■ STATED GOAL
Skip the pictures and extract all of the lines exactly as written.
━━━━━ ENTRIES SHOWN ━━━━━
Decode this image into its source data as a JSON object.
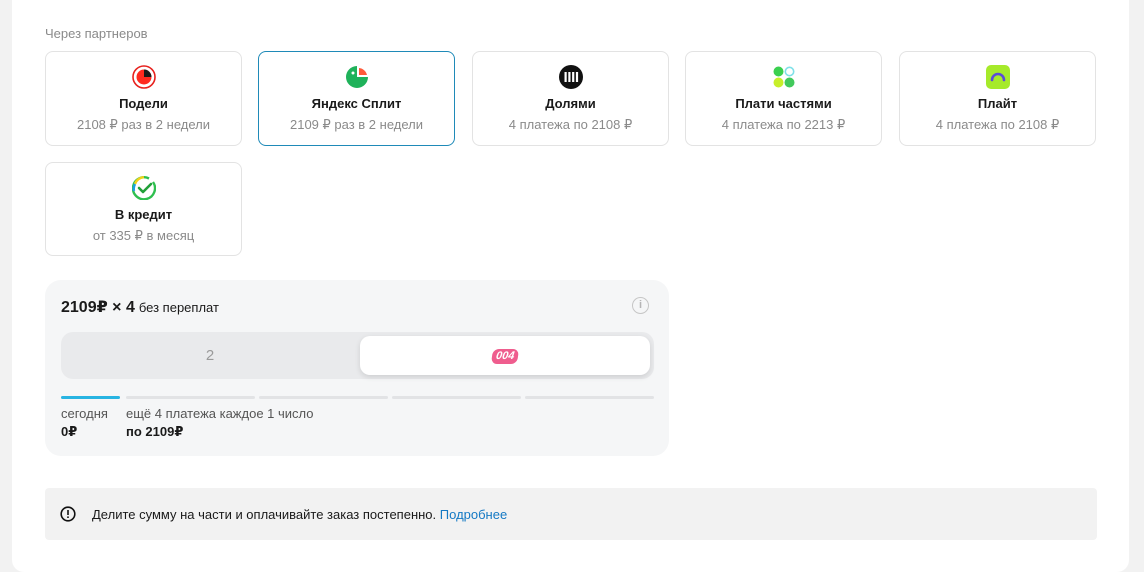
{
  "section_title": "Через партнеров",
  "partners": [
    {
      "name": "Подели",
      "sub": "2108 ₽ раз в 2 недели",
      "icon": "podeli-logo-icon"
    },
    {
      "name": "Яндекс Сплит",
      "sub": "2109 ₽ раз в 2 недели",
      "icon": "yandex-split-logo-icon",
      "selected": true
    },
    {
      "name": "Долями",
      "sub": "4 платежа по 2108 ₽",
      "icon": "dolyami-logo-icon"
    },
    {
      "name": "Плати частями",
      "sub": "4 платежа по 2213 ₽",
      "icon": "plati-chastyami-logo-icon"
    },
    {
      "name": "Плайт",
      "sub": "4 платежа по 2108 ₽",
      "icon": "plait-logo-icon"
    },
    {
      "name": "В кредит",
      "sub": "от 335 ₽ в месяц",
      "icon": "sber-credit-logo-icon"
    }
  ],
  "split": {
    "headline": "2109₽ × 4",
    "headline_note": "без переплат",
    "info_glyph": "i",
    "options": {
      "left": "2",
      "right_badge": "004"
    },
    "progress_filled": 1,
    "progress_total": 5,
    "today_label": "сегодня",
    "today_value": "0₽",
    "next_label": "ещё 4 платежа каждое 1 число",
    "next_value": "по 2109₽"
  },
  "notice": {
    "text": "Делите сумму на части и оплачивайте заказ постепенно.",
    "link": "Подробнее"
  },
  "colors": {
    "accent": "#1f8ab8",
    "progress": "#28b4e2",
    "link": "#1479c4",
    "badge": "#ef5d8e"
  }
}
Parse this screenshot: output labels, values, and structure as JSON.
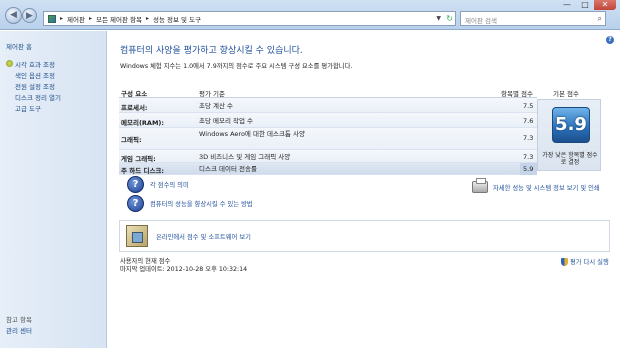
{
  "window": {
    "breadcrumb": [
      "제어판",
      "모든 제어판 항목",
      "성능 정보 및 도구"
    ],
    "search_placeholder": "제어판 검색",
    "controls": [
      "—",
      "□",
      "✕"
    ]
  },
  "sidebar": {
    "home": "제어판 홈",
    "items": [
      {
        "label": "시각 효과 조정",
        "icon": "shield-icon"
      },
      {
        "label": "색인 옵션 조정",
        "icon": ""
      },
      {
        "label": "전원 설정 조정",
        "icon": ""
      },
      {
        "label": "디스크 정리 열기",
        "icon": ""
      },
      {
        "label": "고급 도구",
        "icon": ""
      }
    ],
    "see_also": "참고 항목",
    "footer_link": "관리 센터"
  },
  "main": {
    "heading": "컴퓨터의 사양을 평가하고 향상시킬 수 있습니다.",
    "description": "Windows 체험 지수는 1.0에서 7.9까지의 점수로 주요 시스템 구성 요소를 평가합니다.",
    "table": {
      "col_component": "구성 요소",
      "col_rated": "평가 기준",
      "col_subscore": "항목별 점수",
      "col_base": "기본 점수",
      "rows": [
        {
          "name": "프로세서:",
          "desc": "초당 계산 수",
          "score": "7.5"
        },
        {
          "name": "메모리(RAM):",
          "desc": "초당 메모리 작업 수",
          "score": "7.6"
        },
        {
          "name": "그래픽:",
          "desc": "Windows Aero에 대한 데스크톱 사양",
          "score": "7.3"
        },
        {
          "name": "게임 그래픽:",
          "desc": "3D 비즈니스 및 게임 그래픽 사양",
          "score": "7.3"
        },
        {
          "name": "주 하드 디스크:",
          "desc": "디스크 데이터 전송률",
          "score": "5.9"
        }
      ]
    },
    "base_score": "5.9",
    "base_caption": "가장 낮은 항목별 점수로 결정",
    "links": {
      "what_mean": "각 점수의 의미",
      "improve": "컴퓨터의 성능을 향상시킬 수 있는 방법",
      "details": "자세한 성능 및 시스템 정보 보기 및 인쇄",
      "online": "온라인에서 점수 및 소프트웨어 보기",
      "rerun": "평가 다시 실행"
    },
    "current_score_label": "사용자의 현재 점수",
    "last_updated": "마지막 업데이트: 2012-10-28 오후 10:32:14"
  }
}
━━━━━
■ RESPONSE TO THE EXERCISE
Decode this image into its source data as a JSON object.
{
  "section_title": "Через партнеров",
  "partners": [
    {
      "name": "Подели",
      "sub": "2108 ₽ раз в 2 недели",
      "icon": "podeli-logo-icon"
    },
    {
      "name": "Яндекс Сплит",
      "sub": "2109 ₽ раз в 2 недели",
      "icon": "yandex-split-logo-icon",
      "selected": true
    },
    {
      "name": "Долями",
      "sub": "4 платежа по 2108 ₽",
      "icon": "dolyami-logo-icon"
    },
    {
      "name": "Плати частями",
      "sub": "4 платежа по 2213 ₽",
      "icon": "plati-chastyami-logo-icon"
    },
    {
      "name": "Плайт",
      "sub": "4 платежа по 2108 ₽",
      "icon": "plait-logo-icon"
    },
    {
      "name": "В кредит",
      "sub": "от 335 ₽ в месяц",
      "icon": "sber-credit-logo-icon"
    }
  ],
  "split": {
    "headline": "2109₽ × 4",
    "headline_note": "без переплат",
    "info_glyph": "i",
    "options": {
      "left": "2",
      "right_badge": "004"
    },
    "progress_filled": 1,
    "progress_total": 5,
    "today_label": "сегодня",
    "today_value": "0₽",
    "next_label": "ещё 4 платежа каждое 1 число",
    "next_value": "по 2109₽"
  },
  "notice": {
    "text": "Делите сумму на части и оплачивайте заказ постепенно.",
    "link": "Подробнее"
  },
  "colors": {
    "accent": "#1f8ab8",
    "progress": "#28b4e2",
    "link": "#1479c4",
    "badge": "#ef5d8e"
  }
}
Parse this screenshot: output labels, values, and structure as JSON.
{
  "window": {
    "breadcrumb": [
      "제어판",
      "모든 제어판 항목",
      "성능 정보 및 도구"
    ],
    "search_placeholder": "제어판 검색",
    "controls": [
      "—",
      "□",
      "✕"
    ]
  },
  "sidebar": {
    "home": "제어판 홈",
    "items": [
      {
        "label": "시각 효과 조정",
        "icon": "shield-icon"
      },
      {
        "label": "색인 옵션 조정",
        "icon": ""
      },
      {
        "label": "전원 설정 조정",
        "icon": ""
      },
      {
        "label": "디스크 정리 열기",
        "icon": ""
      },
      {
        "label": "고급 도구",
        "icon": ""
      }
    ],
    "see_also": "참고 항목",
    "footer_link": "관리 센터"
  },
  "main": {
    "heading": "컴퓨터의 사양을 평가하고 향상시킬 수 있습니다.",
    "description": "Windows 체험 지수는 1.0에서 7.9까지의 점수로 주요 시스템 구성 요소를 평가합니다.",
    "table": {
      "col_component": "구성 요소",
      "col_rated": "평가 기준",
      "col_subscore": "항목별 점수",
      "col_base": "기본 점수",
      "rows": [
        {
          "name": "프로세서:",
          "desc": "초당 계산 수",
          "score": "7.5"
        },
        {
          "name": "메모리(RAM):",
          "desc": "초당 메모리 작업 수",
          "score": "7.6"
        },
        {
          "name": "그래픽:",
          "desc": "Windows Aero에 대한 데스크톱 사양",
          "score": "7.3"
        },
        {
          "name": "게임 그래픽:",
          "desc": "3D 비즈니스 및 게임 그래픽 사양",
          "score": "7.3"
        },
        {
          "name": "주 하드 디스크:",
          "desc": "디스크 데이터 전송률",
          "score": "5.9"
        }
      ]
    },
    "base_score": "5.9",
    "base_caption": "가장 낮은 항목별 점수로 결정",
    "links": {
      "what_mean": "각 점수의 의미",
      "improve": "컴퓨터의 성능을 향상시킬 수 있는 방법",
      "details": "자세한 성능 및 시스템 정보 보기 및 인쇄",
      "online": "온라인에서 점수 및 소프트웨어 보기",
      "rerun": "평가 다시 실행"
    },
    "current_score_label": "사용자의 현재 점수",
    "last_updated": "마지막 업데이트: 2012-10-28 오후 10:32:14"
  }
}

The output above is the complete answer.